TASK: Filter these entries, keeping only lines that hold the word "this".

INFORMATION PROVIDED:
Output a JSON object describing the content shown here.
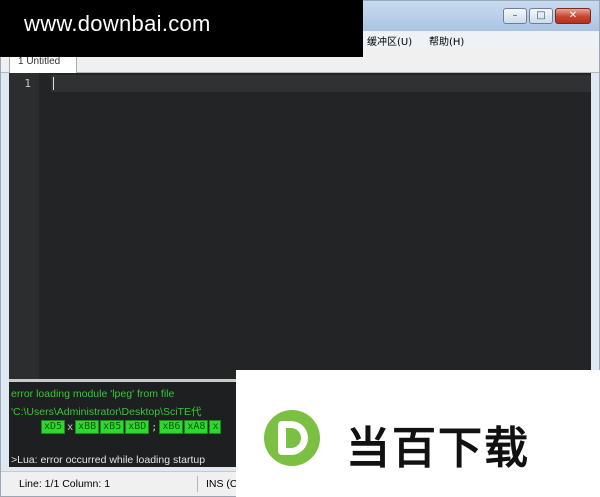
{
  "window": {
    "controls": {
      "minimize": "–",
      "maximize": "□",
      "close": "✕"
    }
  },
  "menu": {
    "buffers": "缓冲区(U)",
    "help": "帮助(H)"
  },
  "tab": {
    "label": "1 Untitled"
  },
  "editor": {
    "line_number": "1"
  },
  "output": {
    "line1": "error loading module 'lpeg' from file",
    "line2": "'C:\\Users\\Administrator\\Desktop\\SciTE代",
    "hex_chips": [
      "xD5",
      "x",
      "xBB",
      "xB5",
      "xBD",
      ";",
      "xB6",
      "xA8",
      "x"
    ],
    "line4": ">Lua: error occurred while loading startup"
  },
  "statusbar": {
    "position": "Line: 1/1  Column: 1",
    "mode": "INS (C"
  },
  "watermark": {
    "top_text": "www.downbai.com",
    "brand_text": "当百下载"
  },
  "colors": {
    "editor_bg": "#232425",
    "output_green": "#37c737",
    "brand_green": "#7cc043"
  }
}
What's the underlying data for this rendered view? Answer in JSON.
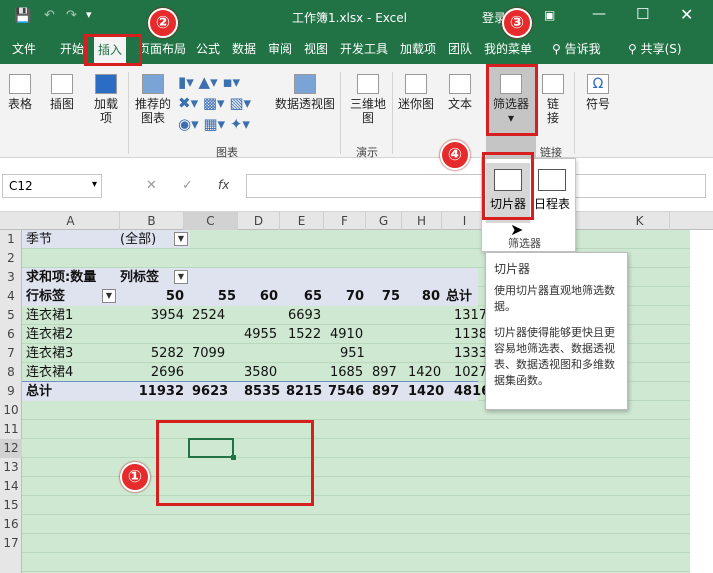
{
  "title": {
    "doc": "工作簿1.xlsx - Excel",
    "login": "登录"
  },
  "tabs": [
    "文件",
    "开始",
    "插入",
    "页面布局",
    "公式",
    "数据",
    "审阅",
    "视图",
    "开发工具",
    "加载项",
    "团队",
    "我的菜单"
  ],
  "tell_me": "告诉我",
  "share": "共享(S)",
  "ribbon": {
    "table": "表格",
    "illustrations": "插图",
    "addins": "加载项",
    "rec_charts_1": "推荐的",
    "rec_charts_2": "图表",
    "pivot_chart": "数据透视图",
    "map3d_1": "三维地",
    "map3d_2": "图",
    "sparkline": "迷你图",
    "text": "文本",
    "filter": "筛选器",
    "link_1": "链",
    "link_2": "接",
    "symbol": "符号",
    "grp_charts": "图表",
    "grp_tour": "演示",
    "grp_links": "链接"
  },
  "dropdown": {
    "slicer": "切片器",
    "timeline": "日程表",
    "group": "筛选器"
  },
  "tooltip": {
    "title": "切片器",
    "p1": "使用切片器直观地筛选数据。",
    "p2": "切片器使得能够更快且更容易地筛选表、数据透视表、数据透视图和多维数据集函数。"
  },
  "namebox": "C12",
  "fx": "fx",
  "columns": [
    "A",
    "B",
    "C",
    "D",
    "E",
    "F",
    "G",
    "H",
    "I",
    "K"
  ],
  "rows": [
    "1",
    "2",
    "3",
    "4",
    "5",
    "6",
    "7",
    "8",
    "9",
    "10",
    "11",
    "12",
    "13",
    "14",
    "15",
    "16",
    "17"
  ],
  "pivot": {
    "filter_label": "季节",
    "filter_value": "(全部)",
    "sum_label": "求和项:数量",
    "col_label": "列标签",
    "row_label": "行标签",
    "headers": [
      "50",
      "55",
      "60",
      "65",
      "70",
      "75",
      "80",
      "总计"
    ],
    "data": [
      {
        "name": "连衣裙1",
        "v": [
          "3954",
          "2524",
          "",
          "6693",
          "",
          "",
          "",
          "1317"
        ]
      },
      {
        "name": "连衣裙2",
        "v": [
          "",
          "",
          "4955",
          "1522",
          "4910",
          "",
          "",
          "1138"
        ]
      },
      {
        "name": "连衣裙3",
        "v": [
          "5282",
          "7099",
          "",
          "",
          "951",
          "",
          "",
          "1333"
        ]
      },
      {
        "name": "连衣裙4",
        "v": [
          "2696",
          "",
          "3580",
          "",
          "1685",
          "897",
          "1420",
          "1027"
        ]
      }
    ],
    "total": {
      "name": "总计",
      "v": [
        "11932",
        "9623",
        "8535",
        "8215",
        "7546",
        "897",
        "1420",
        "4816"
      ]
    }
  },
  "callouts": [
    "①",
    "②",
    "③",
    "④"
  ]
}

* * *

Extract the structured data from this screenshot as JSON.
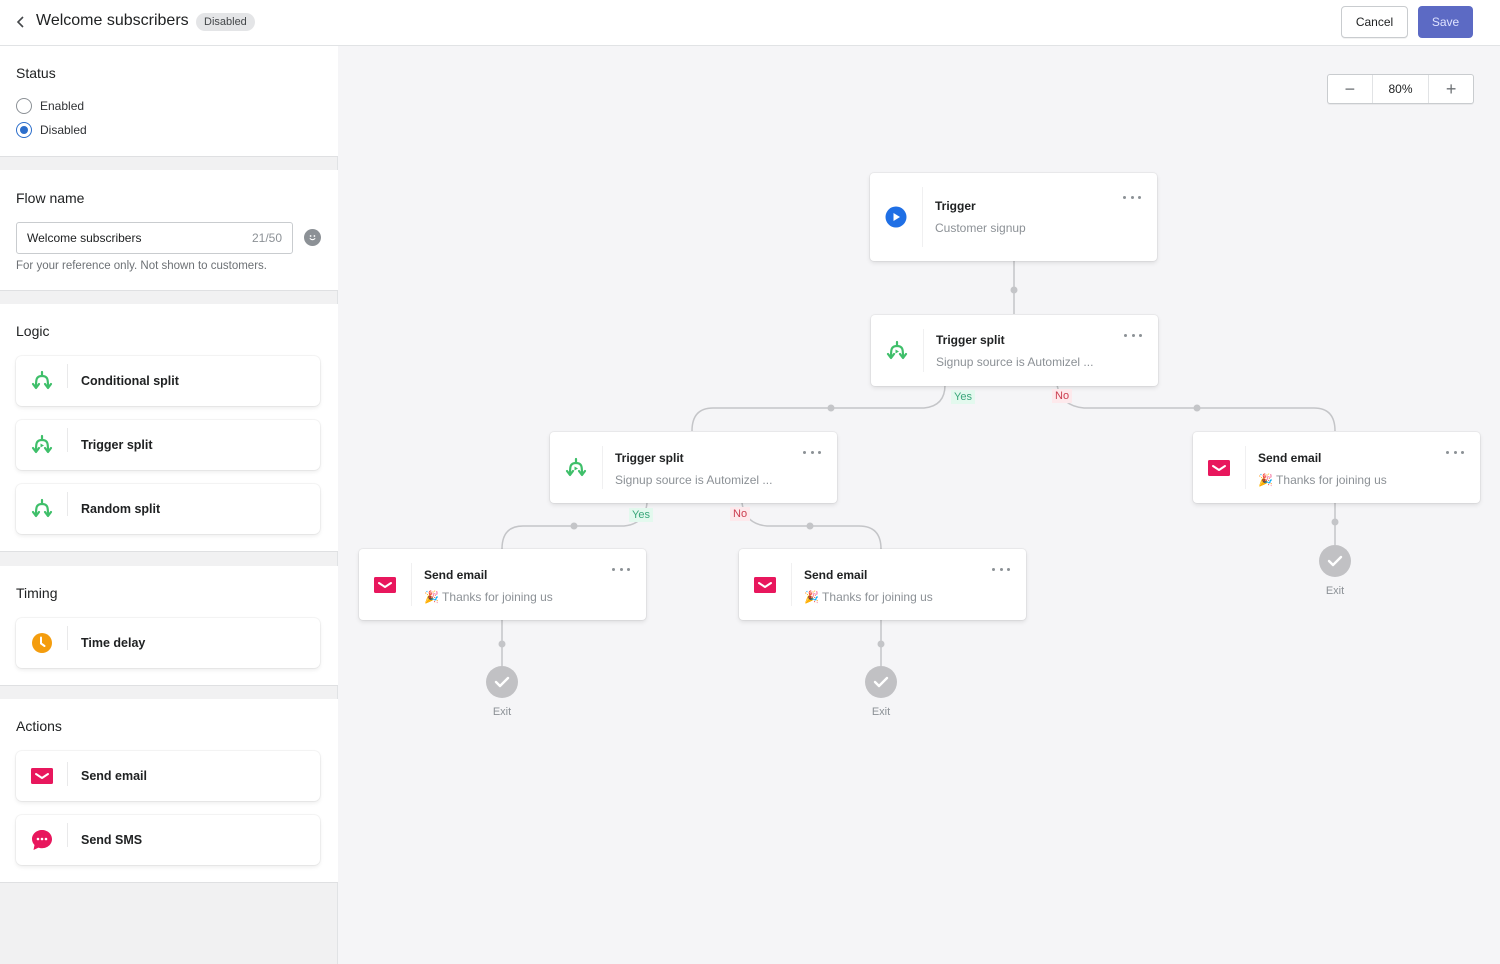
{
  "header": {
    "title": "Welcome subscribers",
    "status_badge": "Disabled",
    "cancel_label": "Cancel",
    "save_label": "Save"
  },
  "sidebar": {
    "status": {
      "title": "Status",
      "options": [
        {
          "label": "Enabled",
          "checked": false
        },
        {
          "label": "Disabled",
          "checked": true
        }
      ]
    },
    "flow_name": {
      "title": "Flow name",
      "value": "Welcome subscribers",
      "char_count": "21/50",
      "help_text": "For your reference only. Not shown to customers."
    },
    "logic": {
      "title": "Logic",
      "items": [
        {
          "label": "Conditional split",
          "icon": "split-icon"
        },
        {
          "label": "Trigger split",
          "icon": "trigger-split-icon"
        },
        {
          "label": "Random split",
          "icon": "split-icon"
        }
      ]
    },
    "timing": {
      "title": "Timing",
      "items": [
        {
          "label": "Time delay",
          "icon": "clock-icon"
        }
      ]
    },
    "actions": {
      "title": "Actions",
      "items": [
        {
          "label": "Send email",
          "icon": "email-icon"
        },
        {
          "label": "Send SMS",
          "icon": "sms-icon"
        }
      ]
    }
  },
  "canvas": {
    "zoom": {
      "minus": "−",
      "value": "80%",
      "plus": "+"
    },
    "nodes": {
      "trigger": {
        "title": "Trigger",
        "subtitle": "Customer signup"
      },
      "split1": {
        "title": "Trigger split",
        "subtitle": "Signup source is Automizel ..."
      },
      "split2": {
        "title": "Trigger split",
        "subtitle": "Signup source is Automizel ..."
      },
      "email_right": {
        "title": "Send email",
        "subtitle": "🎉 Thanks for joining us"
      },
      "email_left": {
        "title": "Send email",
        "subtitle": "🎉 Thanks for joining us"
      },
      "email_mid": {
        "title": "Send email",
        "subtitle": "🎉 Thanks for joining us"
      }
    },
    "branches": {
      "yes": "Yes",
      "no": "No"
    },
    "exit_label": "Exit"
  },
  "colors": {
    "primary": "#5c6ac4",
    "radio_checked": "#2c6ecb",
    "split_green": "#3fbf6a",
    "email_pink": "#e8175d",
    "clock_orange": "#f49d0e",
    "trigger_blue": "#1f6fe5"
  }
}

ANSWER TO THE PROBLEM:
What's the underlying data for this rendered view? Answer in JSON.
Extract the structured data from this screenshot as JSON.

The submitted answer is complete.